→ **Exercise objective**
Copy every line of the data exactly, leaving nothing out.
╔══
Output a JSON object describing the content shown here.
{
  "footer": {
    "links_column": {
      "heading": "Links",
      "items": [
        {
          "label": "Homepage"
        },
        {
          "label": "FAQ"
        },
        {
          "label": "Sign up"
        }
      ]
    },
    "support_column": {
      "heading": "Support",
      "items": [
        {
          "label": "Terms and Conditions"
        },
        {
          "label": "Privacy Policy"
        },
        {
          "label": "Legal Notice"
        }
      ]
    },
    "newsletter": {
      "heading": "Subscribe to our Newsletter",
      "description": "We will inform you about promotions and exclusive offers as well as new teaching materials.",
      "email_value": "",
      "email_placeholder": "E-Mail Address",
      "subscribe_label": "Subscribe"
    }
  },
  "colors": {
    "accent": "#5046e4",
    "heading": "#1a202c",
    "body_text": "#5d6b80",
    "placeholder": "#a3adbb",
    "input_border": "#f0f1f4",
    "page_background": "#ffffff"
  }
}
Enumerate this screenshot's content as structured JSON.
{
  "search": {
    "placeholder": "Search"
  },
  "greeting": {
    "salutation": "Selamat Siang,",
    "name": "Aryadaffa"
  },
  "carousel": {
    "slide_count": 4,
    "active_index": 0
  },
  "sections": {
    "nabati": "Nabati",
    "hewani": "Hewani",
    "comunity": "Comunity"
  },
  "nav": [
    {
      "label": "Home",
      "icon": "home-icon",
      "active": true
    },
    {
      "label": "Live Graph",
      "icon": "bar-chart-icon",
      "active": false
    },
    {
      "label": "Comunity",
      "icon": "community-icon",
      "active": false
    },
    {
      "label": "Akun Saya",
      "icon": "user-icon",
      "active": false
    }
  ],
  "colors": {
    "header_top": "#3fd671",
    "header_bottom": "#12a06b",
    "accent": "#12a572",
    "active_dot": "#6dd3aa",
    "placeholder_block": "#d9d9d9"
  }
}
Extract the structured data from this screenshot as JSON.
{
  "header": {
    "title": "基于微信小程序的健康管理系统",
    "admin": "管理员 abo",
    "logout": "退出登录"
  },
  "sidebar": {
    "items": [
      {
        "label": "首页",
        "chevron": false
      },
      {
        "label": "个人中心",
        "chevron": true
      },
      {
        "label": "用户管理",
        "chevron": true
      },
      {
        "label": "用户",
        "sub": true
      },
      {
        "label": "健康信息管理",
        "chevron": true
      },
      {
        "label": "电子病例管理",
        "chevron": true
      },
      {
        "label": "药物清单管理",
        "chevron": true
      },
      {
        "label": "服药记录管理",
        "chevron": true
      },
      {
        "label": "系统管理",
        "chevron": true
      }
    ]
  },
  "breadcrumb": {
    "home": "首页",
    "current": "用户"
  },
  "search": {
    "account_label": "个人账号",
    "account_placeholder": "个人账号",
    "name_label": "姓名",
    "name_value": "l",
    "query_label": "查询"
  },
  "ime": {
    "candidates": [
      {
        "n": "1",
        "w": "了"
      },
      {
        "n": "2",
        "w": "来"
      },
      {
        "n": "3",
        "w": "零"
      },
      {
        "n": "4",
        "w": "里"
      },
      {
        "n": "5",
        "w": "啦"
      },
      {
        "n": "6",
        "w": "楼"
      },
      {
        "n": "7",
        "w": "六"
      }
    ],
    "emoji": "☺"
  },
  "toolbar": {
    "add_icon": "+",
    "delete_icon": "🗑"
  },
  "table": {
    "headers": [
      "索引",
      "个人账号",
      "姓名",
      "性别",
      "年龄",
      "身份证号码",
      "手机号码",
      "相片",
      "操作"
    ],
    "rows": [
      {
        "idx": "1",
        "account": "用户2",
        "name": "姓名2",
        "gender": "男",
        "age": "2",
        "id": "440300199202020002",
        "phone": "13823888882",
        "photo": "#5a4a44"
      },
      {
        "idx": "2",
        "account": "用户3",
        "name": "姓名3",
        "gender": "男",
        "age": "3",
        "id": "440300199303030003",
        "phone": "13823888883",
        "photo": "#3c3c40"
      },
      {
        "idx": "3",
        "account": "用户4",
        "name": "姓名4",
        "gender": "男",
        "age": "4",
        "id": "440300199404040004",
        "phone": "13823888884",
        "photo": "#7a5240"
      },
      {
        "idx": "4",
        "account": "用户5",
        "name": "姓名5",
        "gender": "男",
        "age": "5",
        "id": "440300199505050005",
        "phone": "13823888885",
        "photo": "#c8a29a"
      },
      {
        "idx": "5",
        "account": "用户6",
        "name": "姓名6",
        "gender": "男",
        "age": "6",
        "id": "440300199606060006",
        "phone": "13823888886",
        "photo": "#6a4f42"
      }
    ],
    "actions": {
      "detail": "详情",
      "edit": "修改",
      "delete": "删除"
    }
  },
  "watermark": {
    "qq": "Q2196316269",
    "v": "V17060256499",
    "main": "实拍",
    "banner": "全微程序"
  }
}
╚══
→ **Task answer**
Output a JSON object describing the content shown here.
{
  "footer": {
    "links_column": {
      "heading": "Links",
      "items": [
        {
          "label": "Homepage"
        },
        {
          "label": "FAQ"
        },
        {
          "label": "Sign up"
        }
      ]
    },
    "support_column": {
      "heading": "Support",
      "items": [
        {
          "label": "Terms and Conditions"
        },
        {
          "label": "Privacy Policy"
        },
        {
          "label": "Legal Notice"
        }
      ]
    },
    "newsletter": {
      "heading": "Subscribe to our Newsletter",
      "description": "We will inform you about promotions and exclusive offers as well as new teaching materials.",
      "email_value": "",
      "email_placeholder": "E-Mail Address",
      "subscribe_label": "Subscribe"
    }
  },
  "colors": {
    "accent": "#5046e4",
    "heading": "#1a202c",
    "body_text": "#5d6b80",
    "placeholder": "#a3adbb",
    "input_border": "#f0f1f4",
    "page_background": "#ffffff"
  }
}
Enumerate this screenshot's content as structured JSON.
{
  "search": {
    "placeholder": "Search"
  },
  "greeting": {
    "salutation": "Selamat Siang,",
    "name": "Aryadaffa"
  },
  "carousel": {
    "slide_count": 4,
    "active_index": 0
  },
  "sections": {
    "nabati": "Nabati",
    "hewani": "Hewani",
    "comunity": "Comunity"
  },
  "nav": [
    {
      "label": "Home",
      "icon": "home-icon",
      "active": true
    },
    {
      "label": "Live Graph",
      "icon": "bar-chart-icon",
      "active": false
    },
    {
      "label": "Comunity",
      "icon": "community-icon",
      "active": false
    },
    {
      "label": "Akun Saya",
      "icon": "user-icon",
      "active": false
    }
  ],
  "colors": {
    "header_top": "#3fd671",
    "header_bottom": "#12a06b",
    "accent": "#12a572",
    "active_dot": "#6dd3aa",
    "placeholder_block": "#d9d9d9"
  }
}
Extract the structured data from this screenshot as JSON.
{
  "header": {
    "title": "基于微信小程序的健康管理系统",
    "admin": "管理员 abo",
    "logout": "退出登录"
  },
  "sidebar": {
    "items": [
      {
        "label": "首页",
        "chevron": false
      },
      {
        "label": "个人中心",
        "chevron": true
      },
      {
        "label": "用户管理",
        "chevron": true
      },
      {
        "label": "用户",
        "sub": true
      },
      {
        "label": "健康信息管理",
        "chevron": true
      },
      {
        "label": "电子病例管理",
        "chevron": true
      },
      {
        "label": "药物清单管理",
        "chevron": true
      },
      {
        "label": "服药记录管理",
        "chevron": true
      },
      {
        "label": "系统管理",
        "chevron": true
      }
    ]
  },
  "breadcrumb": {
    "home": "首页",
    "current": "用户"
  },
  "search": {
    "account_label": "个人账号",
    "account_placeholder": "个人账号",
    "name_label": "姓名",
    "name_value": "l",
    "query_label": "查询"
  },
  "ime": {
    "candidates": [
      {
        "n": "1",
        "w": "了"
      },
      {
        "n": "2",
        "w": "来"
      },
      {
        "n": "3",
        "w": "零"
      },
      {
        "n": "4",
        "w": "里"
      },
      {
        "n": "5",
        "w": "啦"
      },
      {
        "n": "6",
        "w": "楼"
      },
      {
        "n": "7",
        "w": "六"
      }
    ],
    "emoji": "☺"
  },
  "toolbar": {
    "add_icon": "+",
    "delete_icon": "🗑"
  },
  "table": {
    "headers": [
      "索引",
      "个人账号",
      "姓名",
      "性别",
      "年龄",
      "身份证号码",
      "手机号码",
      "相片",
      "操作"
    ],
    "rows": [
      {
        "idx": "1",
        "account": "用户2",
        "name": "姓名2",
        "gender": "男",
        "age": "2",
        "id": "440300199202020002",
        "phone": "13823888882",
        "photo": "#5a4a44"
      },
      {
        "idx": "2",
        "account": "用户3",
        "name": "姓名3",
        "gender": "男",
        "age": "3",
        "id": "440300199303030003",
        "phone": "13823888883",
        "photo": "#3c3c40"
      },
      {
        "idx": "3",
        "account": "用户4",
        "name": "姓名4",
        "gender": "男",
        "age": "4",
        "id": "440300199404040004",
        "phone": "13823888884",
        "photo": "#7a5240"
      },
      {
        "idx": "4",
        "account": "用户5",
        "name": "姓名5",
        "gender": "男",
        "age": "5",
        "id": "440300199505050005",
        "phone": "13823888885",
        "photo": "#c8a29a"
      },
      {
        "idx": "5",
        "account": "用户6",
        "name": "姓名6",
        "gender": "男",
        "age": "6",
        "id": "440300199606060006",
        "phone": "13823888886",
        "photo": "#6a4f42"
      }
    ],
    "actions": {
      "detail": "详情",
      "edit": "修改",
      "delete": "删除"
    }
  },
  "watermark": {
    "qq": "Q2196316269",
    "v": "V17060256499",
    "main": "实拍",
    "banner": "全微程序"
  }
}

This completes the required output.